# [引用した文章]
·····

日本および海外で活躍するインディーゲームクリエイターに焦点を当て、その創作哲学・開発背景・作品世界を掘り下げて紹介するインタビュー連載企画「インディーゲームクリエイター列伝」。今回は、育成シミュレーションゲーム『しあわせ文鳥LIFE』を手掛けたPOYOLANDの代表・Poyo氏に話を伺った。
文鳥への愛を詰め込んだゲーム

――本日はよろしくお願いいたします。まず、本作を作ることになったきっかけを教えていただけますか。
poyo氏:
よろしくお願いいたします。きっかけは、私が幼い頃から実家で文鳥を飼っていたことです。実家は静岡で、小さい頃から家族の一員として可愛がってきました。
上京して一人暮らしを始めた際、文鳥を連れていくことができず、とても寂しい思いをしていたんです。ゲーム会社に就職してからも忙しく、文鳥を迎える余裕がないまま、長い時間が過ぎてしまいました。
最近ようやく生活が落ち着き文鳥を迎えることができたのですが、自分と同じように、事情があってペットを迎えられない方は多いのではと感じています。病気で難しい方や、忙しい一人暮らしの方など、さまざまなケースがあります。
そこで、スマホアプリで文鳥を迎えて楽しめる育成ゲームがあれば、同じ思いをしている人たちにも喜んでもらえるのではと思い、本作を作ろうと決めました。
――今回、私もプレイしたのですが、文鳥が3Dで表現されていて、とてもリッチな作りになっているのは驚きました。実際に作ってみての苦労はいかがでしたか。
poyo氏:
本当に文鳥らしさを表現するのは難しかったです。文鳥って、行動に合わせて体が伸び縮みするんですよ。伸びたり、寝るときはお餅のように丸くなったり。その独特の動きが文鳥の魅力でもあるので、3Dモデルや骨格で再現するのはかなり大変でした。
それに、文鳥はとても気まぐれで、甘えていたと思ったら突然怒ったりと、喜怒哀楽がはっきりしています。その個性をゲームシステムにどう落とし込むかも悩みました。機械的な動きではなく、本当にそこに文鳥が生きているように感じてもらいたかったので、AI部分は何度も作り直しながら試行錯誤しました。
ようやく「これだ」という挙動にたどり着いても、次はゲームバランスに課題が出てきました。実際の文鳥のように気まぐれで野菜を食べないことがあるのですが、ゲーム上は野菜を食べてもらわないとライブが成功せず、コインも稼げない。そうした辻褄を合わせるのがとても大変でした。
――文鳥がライブをするというのも、面白い発想ですよね。
poyo氏:
そうですね。育成ゲームとして遊ぶだけでももちろん楽しいのですが、それだけだとどうしても飽きが来てしまうかなと思ったんです。せっかく着せ替え機能があって、文鳥にいろいろなお洋服を着せられる仕組みがあるので、着替えさせて終わりではなく、そのコーディネートを活かせる場が欲しかったのです。

·····

# [渡された項目]

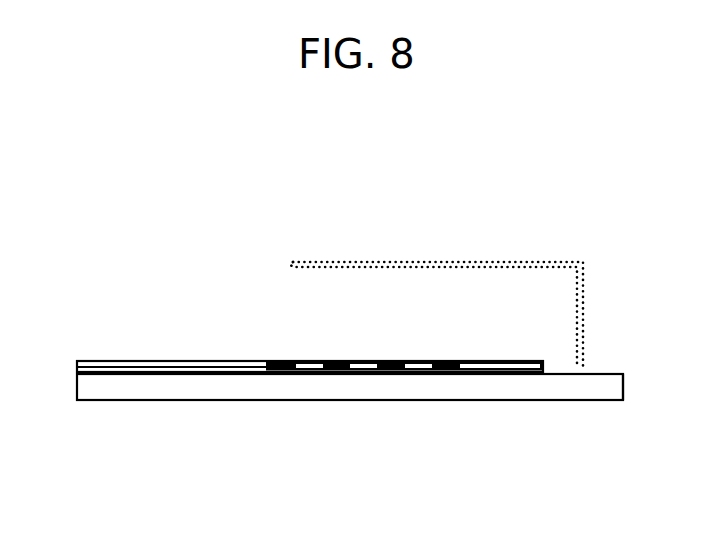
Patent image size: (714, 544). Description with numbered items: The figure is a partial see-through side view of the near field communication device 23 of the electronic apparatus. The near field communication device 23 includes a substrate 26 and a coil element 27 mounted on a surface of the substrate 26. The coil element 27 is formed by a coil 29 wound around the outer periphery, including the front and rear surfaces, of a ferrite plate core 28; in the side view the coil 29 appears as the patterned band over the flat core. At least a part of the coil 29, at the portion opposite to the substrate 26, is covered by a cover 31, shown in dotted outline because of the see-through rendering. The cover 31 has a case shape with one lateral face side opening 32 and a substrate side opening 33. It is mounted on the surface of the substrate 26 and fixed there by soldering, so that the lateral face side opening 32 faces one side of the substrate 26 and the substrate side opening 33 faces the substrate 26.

The near field communication device 23 is at (223, 390).
The substrate 26 is at (610, 386).
The coil element 27 is at (87, 363).
The ferrite plate core 28 is at (526, 360).
The coil 29 is at (284, 360).
The cover 31 is at (513, 262).
The lateral face side opening 32 is at (325, 287).
The substrate side opening 33 is at (562, 364).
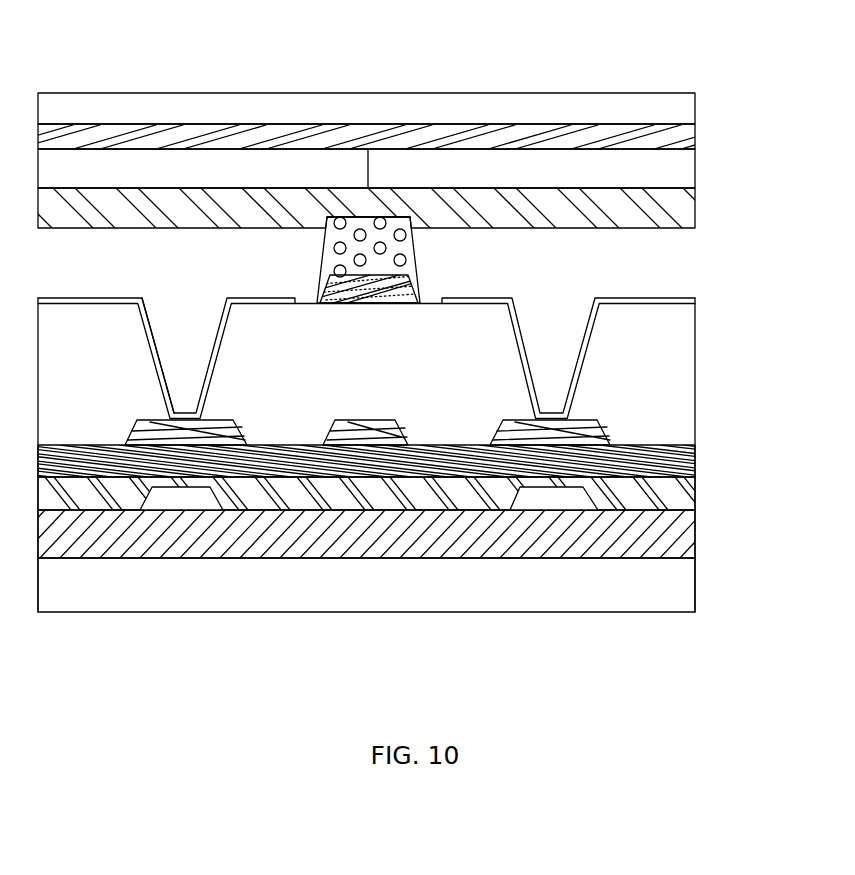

·····

# [取り組む内容]
文鳥ゲームのインタビューの中から、「文鳥への愛を詰め込んだゲーム」を含む言葉で始まって「現するのはかなり大変でした。」で終わる部分を、「静岡」を「長野」に入れ替えて書き直してください。

# [正しい答え]
文鳥への愛を詰め込んだゲーム

――本日はよろしくお願いいたします。まず、本作を作ることになったきっかけを教えていただけますか。
poyo氏:
よろしくお願いいたします。きっかけは、私が幼い頃から実家で文鳥を飼っていたことです。実家は長野で、小さい頃から家族の一員として可愛がってきました。
上京して一人暮らしを始めた際、文鳥を連れていくことができず、とても寂しい思いをしていたんです。ゲーム会社に就職してからも忙しく、文鳥を迎える余裕がないまま、長い時間が過ぎてしまいました。
最近ようやく生活が落ち着き文鳥を迎えることができたのですが、自分と同じように、事情があってペットを迎えられない方は多いのではと感じています。病気で難しい方や、忙しい一人暮らしの方など、さまざまなケースがあります。
そこで、スマホアプリで文鳥を迎えて楽しめる育成ゲームがあれば、同じ思いをしている人たちにも喜んでもらえるのではと思い、本作を作ろうと決めました。
――今回、私もプレイしたのですが、文鳥が3Dで表現されていて、とてもリッチな作りになっているのは驚きました。実際に作ってみての苦労はいかがでしたか。
poyo氏:
本当に文鳥らしさを表現するのは難しかったです。文鳥って、行動に合わせて体が伸び縮みするんですよ。伸びたり、寝るときはお餅のように丸くなったり。その独特の動きが文鳥の魅力でもあるので、3Dモデルや骨格で再現するのはかなり大変でした。